## Start Exercise inputs
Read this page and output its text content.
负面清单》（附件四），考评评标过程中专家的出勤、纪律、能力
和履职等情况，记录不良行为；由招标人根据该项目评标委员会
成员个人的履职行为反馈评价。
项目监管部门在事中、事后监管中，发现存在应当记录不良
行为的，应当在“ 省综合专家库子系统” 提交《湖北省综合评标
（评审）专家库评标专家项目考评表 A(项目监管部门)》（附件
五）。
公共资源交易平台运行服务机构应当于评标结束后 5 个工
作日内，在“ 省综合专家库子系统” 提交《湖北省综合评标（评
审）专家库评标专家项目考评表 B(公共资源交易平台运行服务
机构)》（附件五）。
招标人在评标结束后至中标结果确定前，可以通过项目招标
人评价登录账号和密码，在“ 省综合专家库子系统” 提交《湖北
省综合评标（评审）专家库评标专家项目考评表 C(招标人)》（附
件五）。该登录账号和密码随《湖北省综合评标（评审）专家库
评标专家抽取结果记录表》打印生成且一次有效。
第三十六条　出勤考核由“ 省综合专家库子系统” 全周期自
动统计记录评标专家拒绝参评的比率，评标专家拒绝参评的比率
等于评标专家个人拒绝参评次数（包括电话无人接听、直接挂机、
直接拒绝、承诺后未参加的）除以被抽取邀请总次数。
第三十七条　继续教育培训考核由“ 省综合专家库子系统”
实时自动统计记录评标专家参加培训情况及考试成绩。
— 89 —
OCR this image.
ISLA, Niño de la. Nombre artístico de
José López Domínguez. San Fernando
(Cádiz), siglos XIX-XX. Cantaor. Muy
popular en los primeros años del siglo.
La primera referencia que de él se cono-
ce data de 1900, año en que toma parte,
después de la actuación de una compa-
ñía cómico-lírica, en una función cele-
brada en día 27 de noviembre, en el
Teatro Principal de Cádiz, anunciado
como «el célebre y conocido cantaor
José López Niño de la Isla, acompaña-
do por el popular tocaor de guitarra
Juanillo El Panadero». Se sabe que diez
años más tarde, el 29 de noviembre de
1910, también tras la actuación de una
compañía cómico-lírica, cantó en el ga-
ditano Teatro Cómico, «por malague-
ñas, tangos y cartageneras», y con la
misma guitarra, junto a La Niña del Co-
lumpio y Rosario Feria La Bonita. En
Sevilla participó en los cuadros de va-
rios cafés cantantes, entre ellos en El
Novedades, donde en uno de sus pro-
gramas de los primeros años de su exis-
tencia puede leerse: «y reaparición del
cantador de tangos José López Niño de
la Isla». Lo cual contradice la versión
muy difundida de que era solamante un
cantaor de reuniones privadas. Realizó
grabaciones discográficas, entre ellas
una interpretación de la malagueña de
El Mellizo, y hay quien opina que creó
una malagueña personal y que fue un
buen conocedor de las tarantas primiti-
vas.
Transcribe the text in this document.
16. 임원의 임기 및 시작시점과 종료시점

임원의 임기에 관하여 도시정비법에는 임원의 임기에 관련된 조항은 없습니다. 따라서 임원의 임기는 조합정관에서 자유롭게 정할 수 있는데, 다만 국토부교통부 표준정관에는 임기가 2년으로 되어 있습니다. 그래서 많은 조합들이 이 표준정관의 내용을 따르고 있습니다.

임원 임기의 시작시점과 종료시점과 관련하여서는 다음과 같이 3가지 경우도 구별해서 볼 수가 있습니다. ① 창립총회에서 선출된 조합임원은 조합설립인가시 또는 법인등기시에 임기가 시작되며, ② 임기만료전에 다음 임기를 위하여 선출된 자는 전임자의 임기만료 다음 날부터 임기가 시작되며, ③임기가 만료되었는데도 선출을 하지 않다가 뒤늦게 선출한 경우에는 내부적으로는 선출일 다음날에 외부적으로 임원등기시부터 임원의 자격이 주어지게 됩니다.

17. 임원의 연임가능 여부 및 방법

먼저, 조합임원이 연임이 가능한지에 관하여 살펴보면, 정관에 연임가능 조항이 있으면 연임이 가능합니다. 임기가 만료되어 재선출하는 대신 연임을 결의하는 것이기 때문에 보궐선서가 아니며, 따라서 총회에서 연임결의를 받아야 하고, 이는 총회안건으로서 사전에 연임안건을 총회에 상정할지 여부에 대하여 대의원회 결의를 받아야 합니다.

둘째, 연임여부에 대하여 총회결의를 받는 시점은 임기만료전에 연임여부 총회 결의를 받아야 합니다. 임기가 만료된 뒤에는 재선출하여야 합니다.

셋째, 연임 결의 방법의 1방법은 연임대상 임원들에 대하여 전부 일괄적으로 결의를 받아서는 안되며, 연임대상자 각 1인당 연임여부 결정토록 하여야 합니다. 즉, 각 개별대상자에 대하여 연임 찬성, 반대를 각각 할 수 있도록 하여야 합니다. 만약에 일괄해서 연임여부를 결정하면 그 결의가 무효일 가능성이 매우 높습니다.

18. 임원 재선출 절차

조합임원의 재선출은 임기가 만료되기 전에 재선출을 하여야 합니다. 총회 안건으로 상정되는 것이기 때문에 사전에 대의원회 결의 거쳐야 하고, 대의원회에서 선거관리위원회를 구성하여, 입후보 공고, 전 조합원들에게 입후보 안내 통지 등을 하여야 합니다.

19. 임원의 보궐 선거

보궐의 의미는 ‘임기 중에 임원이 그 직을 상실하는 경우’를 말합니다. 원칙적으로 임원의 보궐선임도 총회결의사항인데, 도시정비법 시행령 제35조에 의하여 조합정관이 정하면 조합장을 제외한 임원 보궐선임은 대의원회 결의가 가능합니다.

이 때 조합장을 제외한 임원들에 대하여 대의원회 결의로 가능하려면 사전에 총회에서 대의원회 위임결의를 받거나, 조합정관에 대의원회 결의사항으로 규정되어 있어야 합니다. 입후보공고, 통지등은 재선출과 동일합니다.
## End Exercise inputs
Given task
Scan the records above, count the lines with "años" in them, and give only the number.

Problem solution
3